* _Set exercise_
Every record that follows should be printed verbatim.

[Saved data entries]
--------

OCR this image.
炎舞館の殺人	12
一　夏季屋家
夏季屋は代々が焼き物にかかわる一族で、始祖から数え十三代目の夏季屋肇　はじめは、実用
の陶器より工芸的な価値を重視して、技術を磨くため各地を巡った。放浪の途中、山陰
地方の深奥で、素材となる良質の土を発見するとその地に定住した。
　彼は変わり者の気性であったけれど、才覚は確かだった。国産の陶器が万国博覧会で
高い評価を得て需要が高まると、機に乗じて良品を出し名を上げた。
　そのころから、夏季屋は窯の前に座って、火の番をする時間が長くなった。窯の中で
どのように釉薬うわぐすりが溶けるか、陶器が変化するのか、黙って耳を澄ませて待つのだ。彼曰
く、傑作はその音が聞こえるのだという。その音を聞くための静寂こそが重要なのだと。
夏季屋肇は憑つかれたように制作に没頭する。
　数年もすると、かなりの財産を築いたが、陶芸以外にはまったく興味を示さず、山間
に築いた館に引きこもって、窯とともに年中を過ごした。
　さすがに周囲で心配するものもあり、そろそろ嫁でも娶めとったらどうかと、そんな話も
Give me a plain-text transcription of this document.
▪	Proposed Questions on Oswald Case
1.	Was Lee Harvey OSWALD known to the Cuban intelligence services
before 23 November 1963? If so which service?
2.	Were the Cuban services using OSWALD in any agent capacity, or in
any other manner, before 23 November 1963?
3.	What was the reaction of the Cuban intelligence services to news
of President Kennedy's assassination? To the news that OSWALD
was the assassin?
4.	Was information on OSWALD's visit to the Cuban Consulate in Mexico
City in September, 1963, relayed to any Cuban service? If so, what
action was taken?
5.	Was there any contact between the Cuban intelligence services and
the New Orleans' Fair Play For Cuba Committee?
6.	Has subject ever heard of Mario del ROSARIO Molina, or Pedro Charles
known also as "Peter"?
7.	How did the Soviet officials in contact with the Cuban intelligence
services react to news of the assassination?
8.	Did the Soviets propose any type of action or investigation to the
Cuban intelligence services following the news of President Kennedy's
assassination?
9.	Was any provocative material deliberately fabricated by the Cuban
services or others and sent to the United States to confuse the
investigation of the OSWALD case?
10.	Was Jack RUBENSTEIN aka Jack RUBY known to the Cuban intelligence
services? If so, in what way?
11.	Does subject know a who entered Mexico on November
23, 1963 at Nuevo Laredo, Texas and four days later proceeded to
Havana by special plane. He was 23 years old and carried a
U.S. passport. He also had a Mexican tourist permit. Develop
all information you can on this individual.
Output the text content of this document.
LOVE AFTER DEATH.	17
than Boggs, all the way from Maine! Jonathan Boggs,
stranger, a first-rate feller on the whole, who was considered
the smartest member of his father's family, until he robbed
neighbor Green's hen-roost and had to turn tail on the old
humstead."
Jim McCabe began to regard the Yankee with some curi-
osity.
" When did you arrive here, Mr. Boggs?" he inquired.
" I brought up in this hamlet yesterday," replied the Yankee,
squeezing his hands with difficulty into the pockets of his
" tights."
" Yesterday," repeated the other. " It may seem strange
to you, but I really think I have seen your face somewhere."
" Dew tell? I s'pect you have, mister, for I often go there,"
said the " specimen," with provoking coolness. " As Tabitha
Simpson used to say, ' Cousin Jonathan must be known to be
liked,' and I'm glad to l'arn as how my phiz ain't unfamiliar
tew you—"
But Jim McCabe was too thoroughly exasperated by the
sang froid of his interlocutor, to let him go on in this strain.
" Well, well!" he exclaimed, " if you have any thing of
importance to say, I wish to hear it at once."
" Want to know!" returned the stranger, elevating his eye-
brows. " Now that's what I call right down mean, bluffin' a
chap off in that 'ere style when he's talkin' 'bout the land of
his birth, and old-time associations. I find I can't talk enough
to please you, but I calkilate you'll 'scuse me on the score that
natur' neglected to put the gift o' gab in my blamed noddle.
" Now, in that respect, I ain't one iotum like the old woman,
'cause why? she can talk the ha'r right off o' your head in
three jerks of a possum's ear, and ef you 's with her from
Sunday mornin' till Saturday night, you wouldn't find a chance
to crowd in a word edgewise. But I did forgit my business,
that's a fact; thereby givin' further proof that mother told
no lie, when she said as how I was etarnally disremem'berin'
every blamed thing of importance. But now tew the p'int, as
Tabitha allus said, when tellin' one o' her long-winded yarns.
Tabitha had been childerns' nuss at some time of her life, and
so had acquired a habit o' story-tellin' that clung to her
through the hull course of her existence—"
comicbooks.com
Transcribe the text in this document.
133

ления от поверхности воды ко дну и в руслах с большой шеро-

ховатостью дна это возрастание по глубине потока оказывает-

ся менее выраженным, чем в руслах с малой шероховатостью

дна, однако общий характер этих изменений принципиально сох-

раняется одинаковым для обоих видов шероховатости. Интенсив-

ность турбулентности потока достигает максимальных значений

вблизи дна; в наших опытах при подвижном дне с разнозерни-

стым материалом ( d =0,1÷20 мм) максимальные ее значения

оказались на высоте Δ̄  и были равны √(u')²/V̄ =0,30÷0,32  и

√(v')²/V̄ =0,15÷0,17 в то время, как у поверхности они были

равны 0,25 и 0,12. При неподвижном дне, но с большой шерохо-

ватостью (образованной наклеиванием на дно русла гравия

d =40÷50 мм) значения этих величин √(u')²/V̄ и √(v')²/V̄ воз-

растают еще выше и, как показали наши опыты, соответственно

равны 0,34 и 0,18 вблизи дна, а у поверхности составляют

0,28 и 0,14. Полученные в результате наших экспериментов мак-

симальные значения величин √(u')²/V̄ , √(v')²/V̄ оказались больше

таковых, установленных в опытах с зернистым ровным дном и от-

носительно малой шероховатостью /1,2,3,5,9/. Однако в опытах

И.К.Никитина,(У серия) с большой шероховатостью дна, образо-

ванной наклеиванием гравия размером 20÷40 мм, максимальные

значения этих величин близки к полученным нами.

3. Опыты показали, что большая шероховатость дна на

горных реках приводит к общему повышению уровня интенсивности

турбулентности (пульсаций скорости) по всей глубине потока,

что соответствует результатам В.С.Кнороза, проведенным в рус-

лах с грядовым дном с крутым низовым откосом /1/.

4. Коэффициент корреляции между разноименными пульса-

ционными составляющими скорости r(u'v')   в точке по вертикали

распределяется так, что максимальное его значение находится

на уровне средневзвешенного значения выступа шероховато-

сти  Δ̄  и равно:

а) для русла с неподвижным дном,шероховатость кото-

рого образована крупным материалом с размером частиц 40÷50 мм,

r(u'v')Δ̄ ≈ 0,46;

--------

* _Result of the exercise_
OCR this image.
炎舞館の殺人	12
一　夏季屋家
夏季屋は代々が焼き物にかかわる一族で、始祖から数え十三代目の夏季屋肇　はじめは、実用
の陶器より工芸的な価値を重視して、技術を磨くため各地を巡った。放浪の途中、山陰
地方の深奥で、素材となる良質の土を発見するとその地に定住した。
　彼は変わり者の気性であったけれど、才覚は確かだった。国産の陶器が万国博覧会で
高い評価を得て需要が高まると、機に乗じて良品を出し名を上げた。
　そのころから、夏季屋は窯の前に座って、火の番をする時間が長くなった。窯の中で
どのように釉薬うわぐすりが溶けるか、陶器が変化するのか、黙って耳を澄ませて待つのだ。彼曰
く、傑作はその音が聞こえるのだという。その音を聞くための静寂こそが重要なのだと。
夏季屋肇は憑つかれたように制作に没頭する。
　数年もすると、かなりの財産を築いたが、陶芸以外にはまったく興味を示さず、山間
に築いた館に引きこもって、窯とともに年中を過ごした。
　さすがに周囲で心配するものもあり、そろそろ嫁でも娶めとったらどうかと、そんな話も
Give me a plain-text transcription of this document.
▪	Proposed Questions on Oswald Case
1.	Was Lee Harvey OSWALD known to the Cuban intelligence services
before 23 November 1963? If so which service?
2.	Were the Cuban services using OSWALD in any agent capacity, or in
any other manner, before 23 November 1963?
3.	What was the reaction of the Cuban intelligence services to news
of President Kennedy's assassination? To the news that OSWALD
was the assassin?
4.	Was information on OSWALD's visit to the Cuban Consulate in Mexico
City in September, 1963, relayed to any Cuban service? If so, what
action was taken?
5.	Was there any contact between the Cuban intelligence services and
the New Orleans' Fair Play For Cuba Committee?
6.	Has subject ever heard of Mario del ROSARIO Molina, or Pedro Charles
known also as "Peter"?
7.	How did the Soviet officials in contact with the Cuban intelligence
services react to news of the assassination?
8.	Did the Soviets propose any type of action or investigation to the
Cuban intelligence services following the news of President Kennedy's
assassination?
9.	Was any provocative material deliberately fabricated by the Cuban
services or others and sent to the United States to confuse the
investigation of the OSWALD case?
10.	Was Jack RUBENSTEIN aka Jack RUBY known to the Cuban intelligence
services? If so, in what way?
11.	Does subject know a who entered Mexico on November
23, 1963 at Nuevo Laredo, Texas and four days later proceeded to
Havana by special plane. He was 23 years old and carried a
U.S. passport. He also had a Mexican tourist permit. Develop
all information you can on this individual.
Output the text content of this document.
LOVE AFTER DEATH.	17
than Boggs, all the way from Maine! Jonathan Boggs,
stranger, a first-rate feller on the whole, who was considered
the smartest member of his father's family, until he robbed
neighbor Green's hen-roost and had to turn tail on the old
humstead."
Jim McCabe began to regard the Yankee with some curi-
osity.
" When did you arrive here, Mr. Boggs?" he inquired.
" I brought up in this hamlet yesterday," replied the Yankee,
squeezing his hands with difficulty into the pockets of his
" tights."
" Yesterday," repeated the other. " It may seem strange
to you, but I really think I have seen your face somewhere."
" Dew tell? I s'pect you have, mister, for I often go there,"
said the " specimen," with provoking coolness. " As Tabitha
Simpson used to say, ' Cousin Jonathan must be known to be
liked,' and I'm glad to l'arn as how my phiz ain't unfamiliar
tew you—"
But Jim McCabe was too thoroughly exasperated by the
sang froid of his interlocutor, to let him go on in this strain.
" Well, well!" he exclaimed, " if you have any thing of
importance to say, I wish to hear it at once."
" Want to know!" returned the stranger, elevating his eye-
brows. " Now that's what I call right down mean, bluffin' a
chap off in that 'ere style when he's talkin' 'bout the land of
his birth, and old-time associations. I find I can't talk enough
to please you, but I calkilate you'll 'scuse me on the score that
natur' neglected to put the gift o' gab in my blamed noddle.
" Now, in that respect, I ain't one iotum like the old woman,
'cause why? she can talk the ha'r right off o' your head in
three jerks of a possum's ear, and ef you 's with her from
Sunday mornin' till Saturday night, you wouldn't find a chance
to crowd in a word edgewise. But I did forgit my business,
that's a fact; thereby givin' further proof that mother told
no lie, when she said as how I was etarnally disremem'berin'
every blamed thing of importance. But now tew the p'int, as
Tabitha allus said, when tellin' one o' her long-winded yarns.
Tabitha had been childerns' nuss at some time of her life, and
so had acquired a habit o' story-tellin' that clung to her
through the hull course of her existence—"
comicbooks.com
Transcribe the text in this document.
133

ления от поверхности воды ко дну и в руслах с большой шеро-

ховатостью дна это возрастание по глубине потока оказывает-

ся менее выраженным, чем в руслах с малой шероховатостью

дна, однако общий характер этих изменений принципиально сох-

раняется одинаковым для обоих видов шероховатости. Интенсив-

ность турбулентности потока достигает максимальных значений

вблизи дна; в наших опытах при подвижном дне с разнозерни-

стым материалом ( d =0,1÷20 мм) максимальные ее значения

оказались на высоте Δ̄  и были равны √(u')²/V̄ =0,30÷0,32  и

√(v')²/V̄ =0,15÷0,17 в то время, как у поверхности они были

равны 0,25 и 0,12. При неподвижном дне, но с большой шерохо-

ватостью (образованной наклеиванием на дно русла гравия

d =40÷50 мм) значения этих величин √(u')²/V̄ и √(v')²/V̄ воз-

растают еще выше и, как показали наши опыты, соответственно

равны 0,34 и 0,18 вблизи дна, а у поверхности составляют

0,28 и 0,14. Полученные в результате наших экспериментов мак-

симальные значения величин √(u')²/V̄ , √(v')²/V̄ оказались больше

таковых, установленных в опытах с зернистым ровным дном и от-

носительно малой шероховатостью /1,2,3,5,9/. Однако в опытах

И.К.Никитина,(У серия) с большой шероховатостью дна, образо-

ванной наклеиванием гравия размером 20÷40 мм, максимальные

значения этих величин близки к полученным нами.

3. Опыты показали, что большая шероховатость дна на

горных реках приводит к общему повышению уровня интенсивности

турбулентности (пульсаций скорости) по всей глубине потока,

что соответствует результатам В.С.Кнороза, проведенным в рус-

лах с грядовым дном с крутым низовым откосом /1/.

4. Коэффициент корреляции между разноименными пульса-

ционными составляющими скорости r(u'v')   в точке по вертикали

распределяется так, что максимальное его значение находится

на уровне средневзвешенного значения выступа шероховато-

сти  Δ̄  и равно:

а) для русла с неподвижным дном,шероховатость кото-

рого образована крупным материалом с размером частиц 40÷50 мм,

r(u'v')Δ̄ ≈ 0,46;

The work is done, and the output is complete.